CHALLENGE: Reproduce the whole listing, character for character.

(Dataset excerpts)
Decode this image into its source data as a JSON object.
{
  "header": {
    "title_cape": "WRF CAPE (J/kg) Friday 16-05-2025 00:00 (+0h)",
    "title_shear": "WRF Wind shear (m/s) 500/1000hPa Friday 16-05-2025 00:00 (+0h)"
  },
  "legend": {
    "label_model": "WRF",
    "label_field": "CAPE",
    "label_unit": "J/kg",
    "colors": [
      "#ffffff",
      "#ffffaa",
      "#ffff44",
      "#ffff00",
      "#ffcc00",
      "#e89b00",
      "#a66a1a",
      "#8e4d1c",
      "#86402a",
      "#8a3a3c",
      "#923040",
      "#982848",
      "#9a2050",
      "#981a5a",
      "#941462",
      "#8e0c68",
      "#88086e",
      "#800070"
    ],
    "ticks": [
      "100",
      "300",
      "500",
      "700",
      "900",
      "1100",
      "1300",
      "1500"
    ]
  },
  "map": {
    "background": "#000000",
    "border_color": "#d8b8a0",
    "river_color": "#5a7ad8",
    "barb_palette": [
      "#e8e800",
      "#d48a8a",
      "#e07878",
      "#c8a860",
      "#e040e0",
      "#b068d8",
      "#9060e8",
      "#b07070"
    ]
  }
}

EXERCISE ANSWER:
Decode this image into its source data as a JSON object.
{
  "header": {
    "title_cape": "WRF CAPE (J/kg) Friday 16-05-2025 00:00 (+0h)",
    "title_shear": "WRF Wind shear (m/s) 500/1000hPa Friday 16-05-2025 00:00 (+0h)"
  },
  "legend": {
    "label_model": "WRF",
    "label_field": "CAPE",
    "label_unit": "J/kg",
    "colors": [
      "#ffffff",
      "#ffffaa",
      "#ffff44",
      "#ffff00",
      "#ffcc00",
      "#e89b00",
      "#a66a1a",
      "#8e4d1c",
      "#86402a",
      "#8a3a3c",
      "#923040",
      "#982848",
      "#9a2050",
      "#981a5a",
      "#941462",
      "#8e0c68",
      "#88086e",
      "#800070"
    ],
    "ticks": [
      "100",
      "300",
      "500",
      "700",
      "900",
      "1100",
      "1300",
      "1500"
    ]
  },
  "map": {
    "background": "#000000",
    "border_color": "#d8b8a0",
    "river_color": "#5a7ad8",
    "barb_palette": [
      "#e8e800",
      "#d48a8a",
      "#e07878",
      "#c8a860",
      "#e040e0",
      "#b068d8",
      "#9060e8",
      "#b07070"
    ]
  }
}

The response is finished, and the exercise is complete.